- **AIM**:
State the number of lines that hold the string "Client", with nothing added.

(Saved entries)
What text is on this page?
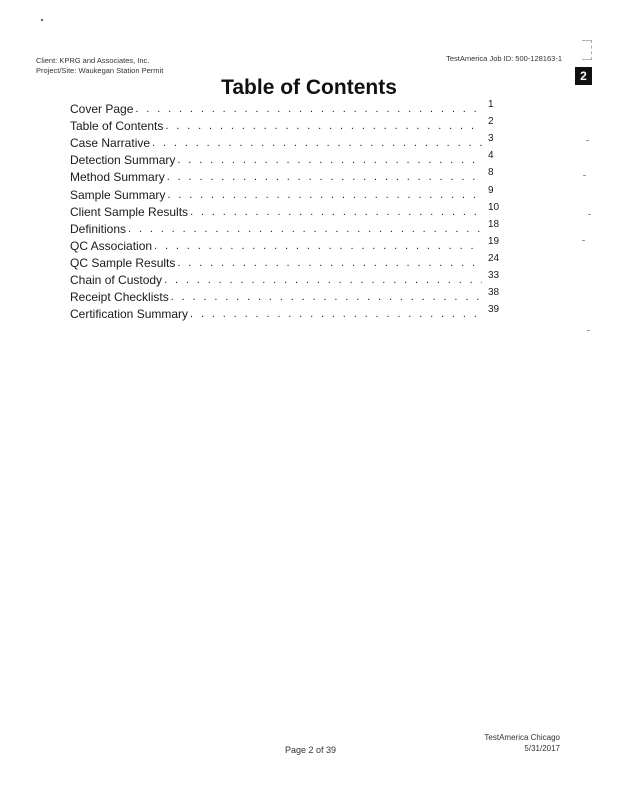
Client: KPRG and Associates, Inc.
Project/Site: Waukegan Station Permit
TestAmerica Job ID: 500-128163-1
2
Table of Contents
Cover Page . . .	1
Table of Contents . . .	2
Case Narrative . . .	3
Detection Summary . . .	4
Method Summary . . .	8
Sample Summary . . .	9
Client Sample Results . . .	10
Definitions . . .	18
QC Association . . .	19
QC Sample Results . . .	24
Chain of Custody . . .	33
Receipt Checklists . . .	38
Certification Summary . . .	39
Page 2 of 39
TestAmerica Chicago
5/31/2017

- **SOLUTION TO THIS EXERCISE**:
2